TASK INPUT:
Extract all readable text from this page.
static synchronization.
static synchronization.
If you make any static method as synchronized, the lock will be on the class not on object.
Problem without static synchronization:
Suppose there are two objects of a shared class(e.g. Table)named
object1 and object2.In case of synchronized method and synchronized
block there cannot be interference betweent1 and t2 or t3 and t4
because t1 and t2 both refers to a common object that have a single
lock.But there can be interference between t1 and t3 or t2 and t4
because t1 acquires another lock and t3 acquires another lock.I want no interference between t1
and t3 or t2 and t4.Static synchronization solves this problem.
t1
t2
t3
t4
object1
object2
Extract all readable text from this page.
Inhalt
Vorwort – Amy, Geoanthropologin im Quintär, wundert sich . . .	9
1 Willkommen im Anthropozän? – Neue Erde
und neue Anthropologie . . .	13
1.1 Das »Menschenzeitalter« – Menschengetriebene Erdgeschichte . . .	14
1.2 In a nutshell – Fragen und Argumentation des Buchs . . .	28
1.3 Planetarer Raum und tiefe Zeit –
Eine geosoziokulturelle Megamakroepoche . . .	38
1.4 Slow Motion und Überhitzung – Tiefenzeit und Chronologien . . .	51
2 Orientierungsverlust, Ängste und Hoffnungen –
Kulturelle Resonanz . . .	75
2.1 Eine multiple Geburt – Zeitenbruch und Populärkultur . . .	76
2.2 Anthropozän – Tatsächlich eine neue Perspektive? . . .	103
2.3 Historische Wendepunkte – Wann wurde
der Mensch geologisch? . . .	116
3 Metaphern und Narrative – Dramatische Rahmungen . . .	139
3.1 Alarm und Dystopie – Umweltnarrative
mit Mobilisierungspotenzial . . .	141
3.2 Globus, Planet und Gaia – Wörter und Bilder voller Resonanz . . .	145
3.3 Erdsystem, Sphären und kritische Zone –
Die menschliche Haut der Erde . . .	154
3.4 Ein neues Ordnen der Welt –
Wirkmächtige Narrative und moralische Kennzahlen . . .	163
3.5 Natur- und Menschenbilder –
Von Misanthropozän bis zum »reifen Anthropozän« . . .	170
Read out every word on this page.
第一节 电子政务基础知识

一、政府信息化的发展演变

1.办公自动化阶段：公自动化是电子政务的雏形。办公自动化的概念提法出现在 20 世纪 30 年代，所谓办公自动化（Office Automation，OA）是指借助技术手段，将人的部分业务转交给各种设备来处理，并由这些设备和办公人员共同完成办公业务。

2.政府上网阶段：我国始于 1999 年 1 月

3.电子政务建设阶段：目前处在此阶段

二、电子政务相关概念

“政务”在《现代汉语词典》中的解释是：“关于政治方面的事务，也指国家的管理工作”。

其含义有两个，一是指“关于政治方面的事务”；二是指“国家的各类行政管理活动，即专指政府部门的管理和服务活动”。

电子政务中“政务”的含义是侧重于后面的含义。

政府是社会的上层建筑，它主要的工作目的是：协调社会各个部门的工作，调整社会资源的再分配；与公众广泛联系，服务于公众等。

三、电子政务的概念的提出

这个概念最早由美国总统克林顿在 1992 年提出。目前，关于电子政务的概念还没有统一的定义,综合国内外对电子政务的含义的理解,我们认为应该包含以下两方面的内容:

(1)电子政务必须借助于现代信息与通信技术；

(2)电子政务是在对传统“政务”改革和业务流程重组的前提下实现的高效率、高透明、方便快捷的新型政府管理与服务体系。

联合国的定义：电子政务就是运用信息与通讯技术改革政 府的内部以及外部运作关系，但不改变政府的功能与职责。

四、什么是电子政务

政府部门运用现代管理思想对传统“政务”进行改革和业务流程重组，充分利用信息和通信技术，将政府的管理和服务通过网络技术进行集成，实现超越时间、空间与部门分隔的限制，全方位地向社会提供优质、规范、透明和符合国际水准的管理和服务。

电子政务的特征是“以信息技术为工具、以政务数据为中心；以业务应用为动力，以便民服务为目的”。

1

WHAT YOU WILL DO: Repeat back the data above, exact to the last character.

ANSWER TO THE EXERCISE:
Extract all readable text from this page.
static synchronization.
static synchronization.
If you make any static method as synchronized, the lock will be on the class not on object.
Problem without static synchronization:
Suppose there are two objects of a shared class(e.g. Table)named
object1 and object2.In case of synchronized method and synchronized
block there cannot be interference betweent1 and t2 or t3 and t4
because t1 and t2 both refers to a common object that have a single
lock.But there can be interference between t1 and t3 or t2 and t4
because t1 acquires another lock and t3 acquires another lock.I want no interference between t1
and t3 or t2 and t4.Static synchronization solves this problem.
t1
t2
t3
t4
object1
object2
Extract all readable text from this page.
Inhalt
Vorwort – Amy, Geoanthropologin im Quintär, wundert sich . . .	9
1 Willkommen im Anthropozän? – Neue Erde
und neue Anthropologie . . .	13
1.1 Das »Menschenzeitalter« – Menschengetriebene Erdgeschichte . . .	14
1.2 In a nutshell – Fragen und Argumentation des Buchs . . .	28
1.3 Planetarer Raum und tiefe Zeit –
Eine geosoziokulturelle Megamakroepoche . . .	38
1.4 Slow Motion und Überhitzung – Tiefenzeit und Chronologien . . .	51
2 Orientierungsverlust, Ängste und Hoffnungen –
Kulturelle Resonanz . . .	75
2.1 Eine multiple Geburt – Zeitenbruch und Populärkultur . . .	76
2.2 Anthropozän – Tatsächlich eine neue Perspektive? . . .	103
2.3 Historische Wendepunkte – Wann wurde
der Mensch geologisch? . . .	116
3 Metaphern und Narrative – Dramatische Rahmungen . . .	139
3.1 Alarm und Dystopie – Umweltnarrative
mit Mobilisierungspotenzial . . .	141
3.2 Globus, Planet und Gaia – Wörter und Bilder voller Resonanz . . .	145
3.3 Erdsystem, Sphären und kritische Zone –
Die menschliche Haut der Erde . . .	154
3.4 Ein neues Ordnen der Welt –
Wirkmächtige Narrative und moralische Kennzahlen . . .	163
3.5 Natur- und Menschenbilder –
Von Misanthropozän bis zum »reifen Anthropozän« . . .	170
Read out every word on this page.
第一节 电子政务基础知识

一、政府信息化的发展演变

1.办公自动化阶段：公自动化是电子政务的雏形。办公自动化的概念提法出现在 20 世纪 30 年代，所谓办公自动化（Office Automation，OA）是指借助技术手段，将人的部分业务转交给各种设备来处理，并由这些设备和办公人员共同完成办公业务。

2.政府上网阶段：我国始于 1999 年 1 月

3.电子政务建设阶段：目前处在此阶段

二、电子政务相关概念

“政务”在《现代汉语词典》中的解释是：“关于政治方面的事务，也指国家的管理工作”。

其含义有两个，一是指“关于政治方面的事务”；二是指“国家的各类行政管理活动，即专指政府部门的管理和服务活动”。

电子政务中“政务”的含义是侧重于后面的含义。

政府是社会的上层建筑，它主要的工作目的是：协调社会各个部门的工作，调整社会资源的再分配；与公众广泛联系，服务于公众等。

三、电子政务的概念的提出

这个概念最早由美国总统克林顿在 1992 年提出。目前，关于电子政务的概念还没有统一的定义,综合国内外对电子政务的含义的理解,我们认为应该包含以下两方面的内容:

(1)电子政务必须借助于现代信息与通信技术；

(2)电子政务是在对传统“政务”改革和业务流程重组的前提下实现的高效率、高透明、方便快捷的新型政府管理与服务体系。

联合国的定义：电子政务就是运用信息与通讯技术改革政 府的内部以及外部运作关系，但不改变政府的功能与职责。

四、什么是电子政务

政府部门运用现代管理思想对传统“政务”进行改革和业务流程重组，充分利用信息和通信技术，将政府的管理和服务通过网络技术进行集成，实现超越时间、空间与部门分隔的限制，全方位地向社会提供优质、规范、透明和符合国际水准的管理和服务。

电子政务的特征是“以信息技术为工具、以政务数据为中心；以业务应用为动力，以便民服务为目的”。

1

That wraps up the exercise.